#### Excerpted text ####
This is also where our course can help. Some knowledge managers pursue certifications because they give them a shared language with program managers and transformation teams.

Technical Writing Certifications

AI-powered KM changes the change plan

AI-powered knowledge initiatives add a new “trust” problem.

If AI answers aren’t reliable, adoption takes a hit fast. People will revert to asking humans, and you’ll lose credibility.

So if you’re rolling out AI features, treat it like a change management project with guardrails: define what content is “approved,” add feedback collection directly in the experience, and publish clear rules on when to trust AI versus when to escalate.

One low-effort, high-impact habit: run weekly “AI misses” reviews. Pull the top incorrect answers or low-confidence topics and fix the underlying content or add a disambiguation page. Over time, you reduce noise and improve trust.

Feedback collection and employee well-being

Here’s a truth KM folks learn fast: bad knowledge systems create stress.

When people can’t find answers, they work longer, make more mistakes, and interrupt each other constantly. Building a searchable, trusted system is quietly an employee well-being initiative.

Feedback collection helps keep the system honest. “Was this helpful” ratings, short surveys, and search analytics reveal knowledge-sharing barriers you won’t see in meetings. I also like to track “time to first useful answer” as a practical signal, because it maps to frustration more directly than page views.

Collaboration and Cross-Functional Communication

Knowledge management is a team sport, even if you’re the only KM person.

Cross-functional communication and stakeholder alignment

The biggest wins come from partnering with the teams closest to the work: support, product, engineering, operations, HR, and enablement.

The skill is translating between worlds. Engineers want precision. Support wants speed. Leadership wants outcomes. Your job is making knowledge serve all of them without becoming contradictory.

A simple move that improves cross-functional communication is creating a shared “definition of knowledge done.” For example: the article has an owner, a review cadence, the search terms are obvious, the troubleshooting steps are validated, and the audience is clear. When teams share that standard, review cycles stop being subjective.

Information-sharing strategies that scale

If you’re trying to make knowledge sharing feel normal, use the channels people already live in.

That can look like:

Embedding knowledge links in Slack workflows and ticket templates

Creating “topic owners” for recurring questions so updates aren’t centralized on one person

Building lightweight documentation sharing rituals into recurring meetings, like “what changed this week?”

The point is not more process. The point is fewer bottlenecks.

Practice communities and workplace culture

One scalable approach is building practice communities: small groups of people who share patterns, templates, and lessons learned.

This is especially helpful in remote work environments, where knowledge tends to fragment because hallway conversations disappear. Communities create a predictable place for peer-to-peer knowledge exchange, without requiring a top-down announcement every time something changes.

If you’ve ever run a community like this, you’ve probably noticed something: it also builds networking inside the company. And internal networking is one of the best predictors of whether KM culture actually sticks.
#### Data provided ####
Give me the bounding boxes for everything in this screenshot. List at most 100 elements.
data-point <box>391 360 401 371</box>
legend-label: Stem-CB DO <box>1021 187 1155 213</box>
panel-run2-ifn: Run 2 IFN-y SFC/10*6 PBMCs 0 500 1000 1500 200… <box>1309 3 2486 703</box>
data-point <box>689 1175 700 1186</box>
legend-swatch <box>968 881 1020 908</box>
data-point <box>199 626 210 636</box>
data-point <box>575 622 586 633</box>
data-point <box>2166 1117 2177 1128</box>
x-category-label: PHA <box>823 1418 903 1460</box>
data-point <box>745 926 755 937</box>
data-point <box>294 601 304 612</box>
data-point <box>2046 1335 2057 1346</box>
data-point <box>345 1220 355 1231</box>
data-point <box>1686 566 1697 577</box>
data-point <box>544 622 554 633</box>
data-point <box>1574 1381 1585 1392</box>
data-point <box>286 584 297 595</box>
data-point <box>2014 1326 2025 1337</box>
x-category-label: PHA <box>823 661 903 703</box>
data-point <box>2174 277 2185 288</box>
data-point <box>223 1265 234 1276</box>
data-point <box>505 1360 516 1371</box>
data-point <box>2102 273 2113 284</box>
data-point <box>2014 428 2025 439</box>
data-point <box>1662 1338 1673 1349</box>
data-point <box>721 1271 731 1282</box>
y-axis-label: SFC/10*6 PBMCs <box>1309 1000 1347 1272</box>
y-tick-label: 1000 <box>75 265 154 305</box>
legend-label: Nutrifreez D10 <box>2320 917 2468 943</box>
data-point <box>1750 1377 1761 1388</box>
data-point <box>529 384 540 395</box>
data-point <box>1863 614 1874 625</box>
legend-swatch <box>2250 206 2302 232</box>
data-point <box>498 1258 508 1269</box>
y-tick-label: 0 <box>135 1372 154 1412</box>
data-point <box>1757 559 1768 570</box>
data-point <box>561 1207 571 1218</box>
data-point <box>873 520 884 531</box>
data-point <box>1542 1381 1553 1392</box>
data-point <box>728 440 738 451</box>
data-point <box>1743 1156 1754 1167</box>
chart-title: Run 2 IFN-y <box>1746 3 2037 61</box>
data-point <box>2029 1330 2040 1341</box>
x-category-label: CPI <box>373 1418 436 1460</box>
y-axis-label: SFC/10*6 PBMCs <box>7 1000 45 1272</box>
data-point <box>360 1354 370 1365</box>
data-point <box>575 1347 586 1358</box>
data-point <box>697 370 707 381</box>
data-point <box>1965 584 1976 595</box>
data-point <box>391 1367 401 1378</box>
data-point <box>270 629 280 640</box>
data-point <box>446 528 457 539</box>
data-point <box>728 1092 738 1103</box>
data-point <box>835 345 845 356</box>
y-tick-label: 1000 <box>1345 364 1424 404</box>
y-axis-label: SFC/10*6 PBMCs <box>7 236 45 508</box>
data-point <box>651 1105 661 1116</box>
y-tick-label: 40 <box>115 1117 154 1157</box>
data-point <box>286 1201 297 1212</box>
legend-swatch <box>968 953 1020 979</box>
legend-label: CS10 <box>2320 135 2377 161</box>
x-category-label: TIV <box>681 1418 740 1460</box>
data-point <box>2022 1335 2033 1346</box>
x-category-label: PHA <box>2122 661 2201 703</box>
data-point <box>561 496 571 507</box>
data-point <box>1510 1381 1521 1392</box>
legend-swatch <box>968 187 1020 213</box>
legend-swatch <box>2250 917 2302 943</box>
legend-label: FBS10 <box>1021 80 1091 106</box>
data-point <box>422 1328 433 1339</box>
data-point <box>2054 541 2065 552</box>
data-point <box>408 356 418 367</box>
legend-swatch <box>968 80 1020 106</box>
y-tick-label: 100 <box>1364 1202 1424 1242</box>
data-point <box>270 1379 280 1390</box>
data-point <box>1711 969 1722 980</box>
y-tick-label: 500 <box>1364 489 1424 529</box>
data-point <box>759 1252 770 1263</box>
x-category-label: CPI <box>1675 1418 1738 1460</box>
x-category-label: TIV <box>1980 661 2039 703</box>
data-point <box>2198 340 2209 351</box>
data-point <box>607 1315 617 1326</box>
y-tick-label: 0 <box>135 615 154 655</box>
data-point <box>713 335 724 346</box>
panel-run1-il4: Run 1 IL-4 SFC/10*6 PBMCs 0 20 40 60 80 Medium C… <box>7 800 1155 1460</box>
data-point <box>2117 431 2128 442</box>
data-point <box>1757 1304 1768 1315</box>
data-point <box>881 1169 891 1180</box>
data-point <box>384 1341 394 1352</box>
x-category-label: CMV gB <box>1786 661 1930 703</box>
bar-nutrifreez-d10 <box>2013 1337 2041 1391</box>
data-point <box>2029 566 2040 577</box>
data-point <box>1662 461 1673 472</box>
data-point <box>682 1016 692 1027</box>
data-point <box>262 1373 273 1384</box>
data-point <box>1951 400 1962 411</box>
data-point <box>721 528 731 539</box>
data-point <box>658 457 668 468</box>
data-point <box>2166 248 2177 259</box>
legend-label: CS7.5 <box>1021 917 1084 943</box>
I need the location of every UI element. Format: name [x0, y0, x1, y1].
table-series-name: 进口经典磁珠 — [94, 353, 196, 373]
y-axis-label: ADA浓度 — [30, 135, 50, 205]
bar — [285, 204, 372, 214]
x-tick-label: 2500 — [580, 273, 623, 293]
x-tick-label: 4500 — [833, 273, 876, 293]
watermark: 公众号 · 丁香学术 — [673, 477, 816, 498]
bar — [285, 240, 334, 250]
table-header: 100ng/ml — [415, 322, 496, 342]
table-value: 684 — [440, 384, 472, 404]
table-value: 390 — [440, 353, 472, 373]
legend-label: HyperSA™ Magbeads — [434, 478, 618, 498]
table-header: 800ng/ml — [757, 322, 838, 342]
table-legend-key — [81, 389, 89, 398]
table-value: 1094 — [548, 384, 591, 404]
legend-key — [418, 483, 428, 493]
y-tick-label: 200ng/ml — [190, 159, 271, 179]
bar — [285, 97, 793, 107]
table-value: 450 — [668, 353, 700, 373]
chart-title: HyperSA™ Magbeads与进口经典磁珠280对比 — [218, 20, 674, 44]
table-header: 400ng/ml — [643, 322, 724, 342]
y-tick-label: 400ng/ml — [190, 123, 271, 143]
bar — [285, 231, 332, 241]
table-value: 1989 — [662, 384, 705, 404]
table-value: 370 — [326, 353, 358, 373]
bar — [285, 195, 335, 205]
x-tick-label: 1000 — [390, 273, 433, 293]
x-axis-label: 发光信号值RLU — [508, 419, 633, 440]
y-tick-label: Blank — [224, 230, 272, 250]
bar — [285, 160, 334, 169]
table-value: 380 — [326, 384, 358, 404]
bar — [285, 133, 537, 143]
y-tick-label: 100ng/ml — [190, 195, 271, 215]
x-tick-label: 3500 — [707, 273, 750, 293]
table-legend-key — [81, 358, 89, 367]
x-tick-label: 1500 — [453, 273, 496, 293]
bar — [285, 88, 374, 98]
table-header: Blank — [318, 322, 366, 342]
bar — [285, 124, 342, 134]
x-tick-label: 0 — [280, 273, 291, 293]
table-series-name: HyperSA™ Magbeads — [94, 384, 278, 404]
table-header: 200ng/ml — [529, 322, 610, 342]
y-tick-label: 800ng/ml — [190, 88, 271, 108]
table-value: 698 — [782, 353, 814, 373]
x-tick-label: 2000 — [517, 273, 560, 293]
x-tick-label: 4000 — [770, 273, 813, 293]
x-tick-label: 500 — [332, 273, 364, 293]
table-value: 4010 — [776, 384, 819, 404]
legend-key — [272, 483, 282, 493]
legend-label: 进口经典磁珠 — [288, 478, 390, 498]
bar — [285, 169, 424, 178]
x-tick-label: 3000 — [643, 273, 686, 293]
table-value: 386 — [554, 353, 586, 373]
####
- Required actions
1. Please copy out the records from their first line through the line containing "x-category-label: CPI <box>373", including both of those lines.
2. Carry the knowledge management text forward from its final sentence.
The knowledge management text and the records are unrelated and stand apart from each other.

- Set of answers
1.
Give me the bounding boxes for everything in this screenshot. List at most 100 elements.
data-point <box>391 360 401 371</box>
legend-label: Stem-CB DO <box>1021 187 1155 213</box>
panel-run2-ifn: Run 2 IFN-y SFC/10*6 PBMCs 0 500 1000 1500 200… <box>1309 3 2486 703</box>
data-point <box>689 1175 700 1186</box>
legend-swatch <box>968 881 1020 908</box>
data-point <box>199 626 210 636</box>
data-point <box>575 622 586 633</box>
data-point <box>2166 1117 2177 1128</box>
x-category-label: PHA <box>823 1418 903 1460</box>
data-point <box>745 926 755 937</box>
data-point <box>294 601 304 612</box>
data-point <box>2046 1335 2057 1346</box>
data-point <box>345 1220 355 1231</box>
data-point <box>1686 566 1697 577</box>
data-point <box>544 622 554 633</box>
data-point <box>1574 1381 1585 1392</box>
data-point <box>286 584 297 595</box>
data-point <box>2014 1326 2025 1337</box>
x-category-label: PHA <box>823 661 903 703</box>
data-point <box>2174 277 2185 288</box>
data-point <box>223 1265 234 1276</box>
data-point <box>505 1360 516 1371</box>
data-point <box>2102 273 2113 284</box>
data-point <box>2014 428 2025 439</box>
data-point <box>1662 1338 1673 1349</box>
data-point <box>721 1271 731 1282</box>
y-axis-label: SFC/10*6 PBMCs <box>1309 1000 1347 1272</box>
y-tick-label: 1000 <box>75 265 154 305</box>
legend-label: Nutrifreez D10 <box>2320 917 2468 943</box>
data-point <box>1750 1377 1761 1388</box>
data-point <box>529 384 540 395</box>
data-point <box>1863 614 1874 625</box>
legend-swatch <box>2250 206 2302 232</box>
data-point <box>498 1258 508 1269</box>
y-tick-label: 0 <box>135 1372 154 1412</box>
data-point <box>1757 559 1768 570</box>
data-point <box>561 1207 571 1218</box>
data-point <box>873 520 884 531</box>
data-point <box>1542 1381 1553 1392</box>
data-point <box>728 440 738 451</box>
data-point <box>1743 1156 1754 1167</box>
chart-title: Run 2 IFN-y <box>1746 3 2037 61</box>
data-point <box>2029 1330 2040 1341</box>
x-category-label: CPI <box>373 1418 436 1460</box>

2.
Collaborative technologies and the “two homes” problem

A lot of organizations struggle because knowledge ends up with two homes: content management systems on one side, and collaboration tools on the other.

A knowledge manager’s job is often to reduce that friction. Sometimes that means integrations. Sometimes it means policy and guidance. Most of the time it means clear rules like: “Draft in chat, publish in the KB,” and “decisions go in the decision log.”

When you get this right, documentation sharing becomes automatic instead of a chore.

Continuous Learning and Professional Development

KM changes fast because tools change, organizations change, and expectations around measurement keep rising.

What to learn next, depending on where you are

If you’re early career, focus on information architecture, KM metrics, and stakeholder engagement. Being able to organize content and prove improvement is the fastest way to stand out.

If you’re mid-level, add change management, data governance, and more advanced analytics. That’s the level where you stop being “the KM person” and start being “the person who makes teams faster.”

If you’re senior, lean into knowledge engineering, ontology development, enterprise search strategy, and AI governance. That’s where larger organizations start paying real premiums.

Certifications and training programs

Certifications aren’t mandatory, but they can help you get past filters and give you a structured learning path.

You’ll see credentials like Certified Knowledge Manager (CKM) show up in job postings. You’ll also see adjacent certifications that strengthen KM credibility, like change management programs and project management methodologies.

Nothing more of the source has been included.